Annotated element entries
_ _ _

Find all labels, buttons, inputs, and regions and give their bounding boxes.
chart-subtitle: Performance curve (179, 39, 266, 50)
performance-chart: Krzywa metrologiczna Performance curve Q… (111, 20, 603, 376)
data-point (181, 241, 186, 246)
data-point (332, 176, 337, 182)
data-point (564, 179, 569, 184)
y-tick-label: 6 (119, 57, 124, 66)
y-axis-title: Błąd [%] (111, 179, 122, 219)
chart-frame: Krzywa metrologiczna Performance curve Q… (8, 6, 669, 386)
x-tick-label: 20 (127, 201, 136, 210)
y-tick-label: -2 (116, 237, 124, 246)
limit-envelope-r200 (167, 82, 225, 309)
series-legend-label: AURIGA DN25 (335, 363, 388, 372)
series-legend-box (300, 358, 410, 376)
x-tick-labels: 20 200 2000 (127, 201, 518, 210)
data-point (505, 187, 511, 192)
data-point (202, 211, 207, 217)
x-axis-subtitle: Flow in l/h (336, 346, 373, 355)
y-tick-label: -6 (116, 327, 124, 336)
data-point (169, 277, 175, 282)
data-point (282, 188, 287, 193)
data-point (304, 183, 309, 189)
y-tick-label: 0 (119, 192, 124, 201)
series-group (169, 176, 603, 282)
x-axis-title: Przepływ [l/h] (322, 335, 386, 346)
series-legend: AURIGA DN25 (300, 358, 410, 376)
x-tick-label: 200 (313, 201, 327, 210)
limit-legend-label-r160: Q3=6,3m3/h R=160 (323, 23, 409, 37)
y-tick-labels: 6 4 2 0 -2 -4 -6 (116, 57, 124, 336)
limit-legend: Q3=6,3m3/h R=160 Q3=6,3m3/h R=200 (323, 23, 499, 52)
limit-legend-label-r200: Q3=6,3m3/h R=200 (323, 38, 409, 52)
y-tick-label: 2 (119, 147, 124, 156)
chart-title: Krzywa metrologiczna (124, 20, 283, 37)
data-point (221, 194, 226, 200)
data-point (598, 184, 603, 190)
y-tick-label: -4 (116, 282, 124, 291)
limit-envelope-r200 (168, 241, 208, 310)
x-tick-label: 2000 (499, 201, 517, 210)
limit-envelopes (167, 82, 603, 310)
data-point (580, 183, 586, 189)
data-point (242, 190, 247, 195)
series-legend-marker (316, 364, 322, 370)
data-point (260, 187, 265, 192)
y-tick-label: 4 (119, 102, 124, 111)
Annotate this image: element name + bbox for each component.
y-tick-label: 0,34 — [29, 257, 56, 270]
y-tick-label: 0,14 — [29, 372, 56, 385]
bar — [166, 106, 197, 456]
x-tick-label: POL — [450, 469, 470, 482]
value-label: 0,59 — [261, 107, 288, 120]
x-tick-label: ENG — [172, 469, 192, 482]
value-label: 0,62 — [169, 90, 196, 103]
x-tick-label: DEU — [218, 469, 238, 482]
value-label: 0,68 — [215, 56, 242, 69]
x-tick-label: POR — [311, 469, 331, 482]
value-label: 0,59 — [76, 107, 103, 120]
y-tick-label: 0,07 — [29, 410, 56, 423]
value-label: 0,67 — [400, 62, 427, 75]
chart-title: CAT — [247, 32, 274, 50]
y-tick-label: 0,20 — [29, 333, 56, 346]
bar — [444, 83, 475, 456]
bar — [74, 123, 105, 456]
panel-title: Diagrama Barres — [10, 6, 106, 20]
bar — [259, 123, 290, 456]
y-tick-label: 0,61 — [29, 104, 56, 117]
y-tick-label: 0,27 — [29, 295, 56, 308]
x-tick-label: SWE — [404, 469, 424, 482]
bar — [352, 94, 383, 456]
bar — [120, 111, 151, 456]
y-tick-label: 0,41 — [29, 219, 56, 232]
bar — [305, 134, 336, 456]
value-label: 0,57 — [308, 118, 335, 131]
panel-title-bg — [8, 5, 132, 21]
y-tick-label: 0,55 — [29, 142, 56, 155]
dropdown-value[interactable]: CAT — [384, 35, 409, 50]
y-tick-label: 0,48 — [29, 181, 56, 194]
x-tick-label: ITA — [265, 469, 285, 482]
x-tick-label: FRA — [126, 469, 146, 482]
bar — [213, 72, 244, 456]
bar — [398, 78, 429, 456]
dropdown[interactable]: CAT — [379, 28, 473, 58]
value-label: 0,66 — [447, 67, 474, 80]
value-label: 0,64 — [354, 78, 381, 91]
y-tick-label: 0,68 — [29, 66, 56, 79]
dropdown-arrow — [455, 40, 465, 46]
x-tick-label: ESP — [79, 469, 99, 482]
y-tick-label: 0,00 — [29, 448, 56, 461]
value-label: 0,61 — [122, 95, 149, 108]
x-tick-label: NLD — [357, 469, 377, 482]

_ _ _

Stated goal:
Repeat every one of the entries above word for word, keeping each line unchanged.

Exercise output:
Find all labels, buttons, inputs, and regions and give their bounding boxes.
chart-subtitle: Performance curve (179, 39, 266, 50)
performance-chart: Krzywa metrologiczna Performance curve Q… (111, 20, 603, 376)
data-point (181, 241, 186, 246)
data-point (332, 176, 337, 182)
data-point (564, 179, 569, 184)
y-tick-label: 6 (119, 57, 124, 66)
y-axis-title: Błąd [%] (111, 179, 122, 219)
chart-frame: Krzywa metrologiczna Performance curve Q… (8, 6, 669, 386)
x-tick-label: 20 (127, 201, 136, 210)
y-tick-label: -2 (116, 237, 124, 246)
limit-envelope-r200 (167, 82, 225, 309)
series-legend-label: AURIGA DN25 (335, 363, 388, 372)
series-legend-box (300, 358, 410, 376)
x-tick-labels: 20 200 2000 (127, 201, 518, 210)
data-point (505, 187, 511, 192)
data-point (202, 211, 207, 217)
x-axis-subtitle: Flow in l/h (336, 346, 373, 355)
y-tick-label: -6 (116, 327, 124, 336)
data-point (169, 277, 175, 282)
data-point (282, 188, 287, 193)
data-point (304, 183, 309, 189)
y-tick-label: 0 (119, 192, 124, 201)
series-group (169, 176, 603, 282)
x-axis-title: Przepływ [l/h] (322, 335, 386, 346)
series-legend: AURIGA DN25 (300, 358, 410, 376)
x-tick-label: 200 (313, 201, 327, 210)
limit-legend-label-r160: Q3=6,3m3/h R=160 (323, 23, 409, 37)
y-tick-labels: 6 4 2 0 -2 -4 -6 (116, 57, 124, 336)
limit-legend: Q3=6,3m3/h R=160 Q3=6,3m3/h R=200 (323, 23, 499, 52)
limit-legend-label-r200: Q3=6,3m3/h R=200 (323, 38, 409, 52)
y-tick-label: 2 (119, 147, 124, 156)
chart-title: Krzywa metrologiczna (124, 20, 283, 37)
data-point (221, 194, 226, 200)
data-point (598, 184, 603, 190)
y-tick-label: -4 (116, 282, 124, 291)
limit-envelope-r200 (168, 241, 208, 310)
x-tick-label: 2000 (499, 201, 517, 210)
limit-envelopes (167, 82, 603, 310)
data-point (580, 183, 586, 189)
data-point (242, 190, 247, 195)
series-legend-marker (316, 364, 322, 370)
data-point (260, 187, 265, 192)
y-tick-label: 4 (119, 102, 124, 111)
Annotate this image: element name + bbox for each component.
y-tick-label: 0,34 — [29, 257, 56, 270]
y-tick-label: 0,14 — [29, 372, 56, 385]
bar — [166, 106, 197, 456]
x-tick-label: POL — [450, 469, 470, 482]
value-label: 0,59 — [261, 107, 288, 120]
x-tick-label: ENG — [172, 469, 192, 482]
value-label: 0,62 — [169, 90, 196, 103]
x-tick-label: DEU — [218, 469, 238, 482]
value-label: 0,68 — [215, 56, 242, 69]
x-tick-label: POR — [311, 469, 331, 482]
value-label: 0,59 — [76, 107, 103, 120]
y-tick-label: 0,07 — [29, 410, 56, 423]
value-label: 0,67 — [400, 62, 427, 75]
chart-title: CAT — [247, 32, 274, 50]
y-tick-label: 0,20 — [29, 333, 56, 346]
bar — [444, 83, 475, 456]
bar — [74, 123, 105, 456]
panel-title: Diagrama Barres — [10, 6, 106, 20]
bar — [259, 123, 290, 456]
y-tick-label: 0,61 — [29, 104, 56, 117]
y-tick-label: 0,27 — [29, 295, 56, 308]
x-tick-label: SWE — [404, 469, 424, 482]
bar — [352, 94, 383, 456]
bar — [120, 111, 151, 456]
y-tick-label: 0,41 — [29, 219, 56, 232]
bar — [305, 134, 336, 456]
value-label: 0,57 — [308, 118, 335, 131]
panel-title-bg — [8, 5, 132, 21]
y-tick-label: 0,55 — [29, 142, 56, 155]
dropdown-value[interactable]: CAT — [384, 35, 409, 50]
y-tick-label: 0,48 — [29, 181, 56, 194]
x-tick-label: ITA — [265, 469, 285, 482]
x-tick-label: FRA — [126, 469, 146, 482]
bar — [213, 72, 244, 456]
bar — [398, 78, 429, 456]
dropdown[interactable]: CAT — [379, 28, 473, 58]
value-label: 0,66 — [447, 67, 474, 80]
value-label: 0,64 — [354, 78, 381, 91]
y-tick-label: 0,68 — [29, 66, 56, 79]
dropdown-arrow — [455, 40, 465, 46]
x-tick-label: ESP — [79, 469, 99, 482]
y-tick-label: 0,00 — [29, 448, 56, 461]
value-label: 0,61 — [122, 95, 149, 108]
x-tick-label: NLD — [357, 469, 377, 482]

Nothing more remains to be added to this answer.